_Set problem_
Carry on the passage about industrial vacuum performance claims from the point where it stops.

_Passage shown_
If you're in the market for an Industrial Vacuum, here is where we discuss performance claims.
The @ condition is an important concept to learn.
Marketing being what it is, there is a tendency by some vendors
to "emphasize the positive" and even "exaggerate beyond reality". Performance
claims for every product in existence are boastful, but it seems that we see
such foolish extremes in the vacuum business. Here's a reality check!
Almost everyone in this business states performance figures at either end of the
performance spectrum, because those figures will be the largest for each scale.
For example, when making volume performance claims, many companies use the
open condition volume; that is the volume achieved by a vacuum producer
when pulling 0 vacuum. And when making vacuum performance claims, they use
conditions found at zero flow.
Combined, the two figures are meaningless. Its a little like measuring the
mileage of your car by running it in the driveway. Worst of all are those
companies who get confused and start to use the two performance claims together
with the @ symbol.
Let's show you what we mean. The following is a chart developed from the
published figures for a vacuum producer used in a popular shop-vac type vacuum.
It's the model 116472-00 made by AMETEK (who supplies the little high speed
centrifugals for almost every canister type unit made in the USA!). You'll note
that the maximum flow for this model is 112 cfm (the red line) and the maximum
vacuum is 106.6 water lift (the blue line).
This chart uses "orifice size" to simulate different levels of performance.
Note, that where they come together at the 0.75" orifice, the performance is
roughly 60 cfm @ 60" H20 (we use the @ symbol instead of "at"). This
is about where a little shop-vac type will run with a 12 foot long hose, yet
many vendors of these units will state the unit performance is 112 cfm @ 106"
H20. Not really the same thing at all - especially as the
"exaggerated" rating takes 5 times more horsepower!
Let's look at another common "exaggeration". Almost all the industrial
manufacturers state their performance levels as Inlet CFM (ICFM)

_Material_

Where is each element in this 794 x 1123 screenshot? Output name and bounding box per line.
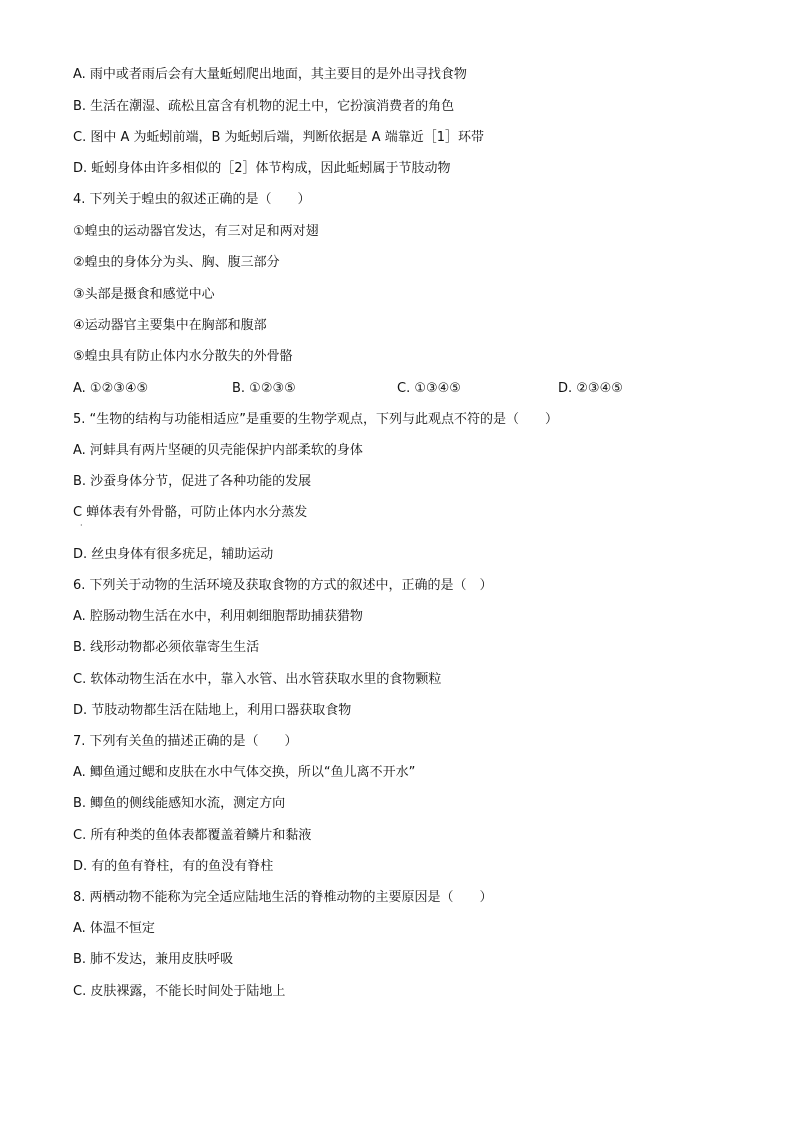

_Written answer_
@ a certain vacuum level. At least this is stated correctly, in that the performance can be can be read off
of a curve similar to above. There are two problems with this:
First, the flow performance is overstated because to
be "correct" and comparable between different systems, air flow should be
indicated as Standard CFM (SCFM).
If you've read the previous two pages, you're ready for the following vacuum conversions:
or SCFM = ICFM (29.92 -Vacuum in "Hg.) / 29.92 So if a system's performance is stated as 500 icfm @ 12" Hg., then SCFM = 500 (30 - 12) / 30 = 300. There is a definite difference between 500 and 300. We used 30 instead of 29.92, because this ain't rocket science here. Now, both numbers are correct, and we have no problem with using ICFM as a performance criteria, because most of the manufacturers do the same thing. But understand that only 300 scfm will enter the vacuum hose and that's the figure that will determine the pickup velocity. Make sure that if performance is stated as "CFM", you must find out what kind of CFM it is - preferably by asking to see a curve. Below is a curve for the 15 Hp DuroVac. You won't often see performance curves displayed like this, but it clearly shows why these vacuum producers are called "positive displacement". You can see by the Red line, that the Inlet CFM remains roughly equal across its range, between 2" Hg and maximum 12" Hg. The vacuum pump draws roughly the same volume of air through it per revolution. You can also see that the Standard CFM - the air that is drawn into the hose - is reduced by roughly half as the vacuum increases toward 12" Hg.
Second, some manufacturers are starting to "confuse on
purpose" ICFM and SCFM at a certain vacuum rating. So where they mean 500 ICFM
@ 12" Hg., they state 500 SCFM @ 12" Hg.
Remember this: if two manufacturers are recommending machines with similar
seeming performance, but two very different horsepower ratings, get the
curve and do some quick math! Because the answer is either a new
discovery in mechanical efficiency or too much "emphasis on the positive".
To get fast answers to your questions about our
industrial vacuums, please call us immediately at 1-717-854-4050!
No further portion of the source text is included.